INSTRUCTION
Note each line where "sách" appears, and copy it.

DATA RECORDS
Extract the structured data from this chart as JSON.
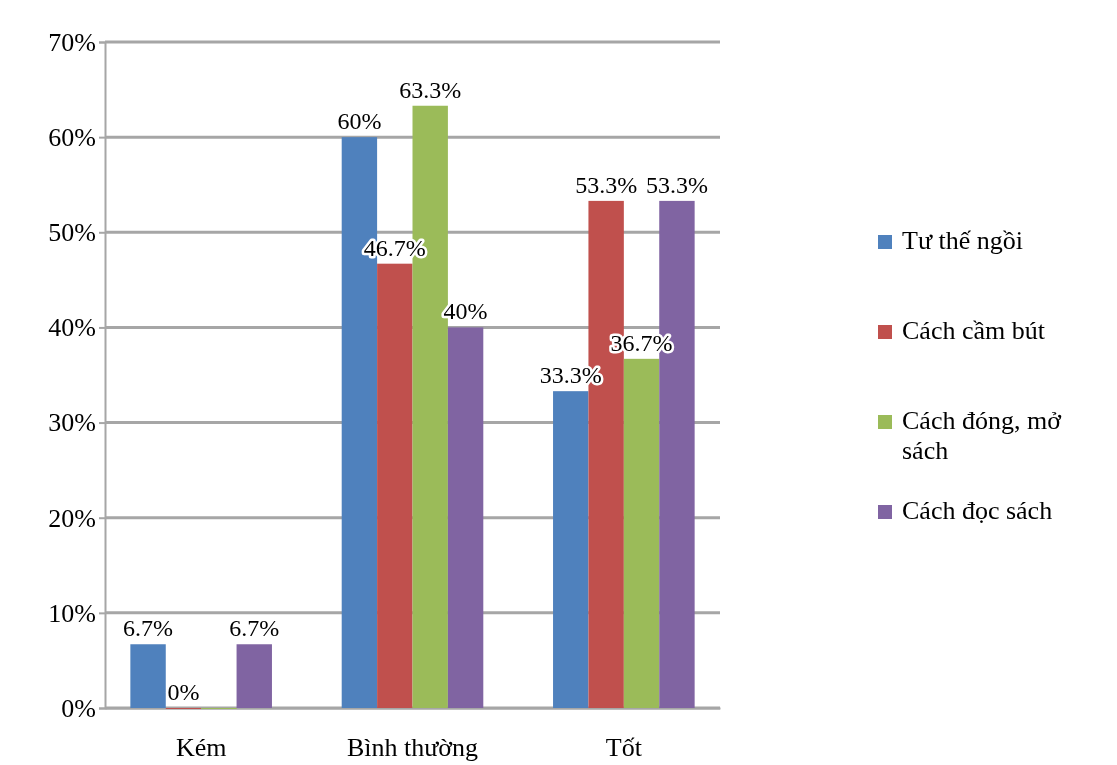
{
  "chart_data": {
    "type": "bar",
    "categories": [
      "Kém",
      "Bình thường",
      "Tốt"
    ],
    "series": [
      {
        "name": "Tư thế ngồi",
        "color": "#4f81bd",
        "values": [
          6.7,
          60,
          33.3
        ],
        "value_labels": [
          "6.7%",
          "60%",
          "33.3%"
        ]
      },
      {
        "name": "Cách cầm bút",
        "color": "#c0504d",
        "values": [
          0,
          46.7,
          53.3
        ],
        "value_labels": [
          "0%",
          "46.7%",
          "53.3%"
        ]
      },
      {
        "name": "Cách đóng, mở sách",
        "color": "#9bbb59",
        "values": [
          0,
          63.3,
          36.7
        ],
        "value_labels": [
          null,
          "63.3%",
          "36.7%"
        ]
      },
      {
        "name": "Cách đọc sách",
        "color": "#8064a2",
        "values": [
          6.7,
          40,
          53.3
        ],
        "value_labels": [
          "6.7%",
          "40%",
          "53.3%"
        ]
      }
    ],
    "ylim": [
      0,
      70
    ],
    "yticks": [
      {
        "value": 0,
        "label": "0%"
      },
      {
        "value": 10,
        "label": "10%"
      },
      {
        "value": 20,
        "label": "20%"
      },
      {
        "value": 30,
        "label": "30%"
      },
      {
        "value": 40,
        "label": "40%"
      },
      {
        "value": 50,
        "label": "50%"
      },
      {
        "value": 60,
        "label": "60%"
      },
      {
        "value": 70,
        "label": "70%"
      }
    ],
    "grid": "y",
    "legend": "right"
  }
}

SOLVED EXERCISE
        "name": "Cách đóng, mở sách",
        "name": "Cách đọc sách",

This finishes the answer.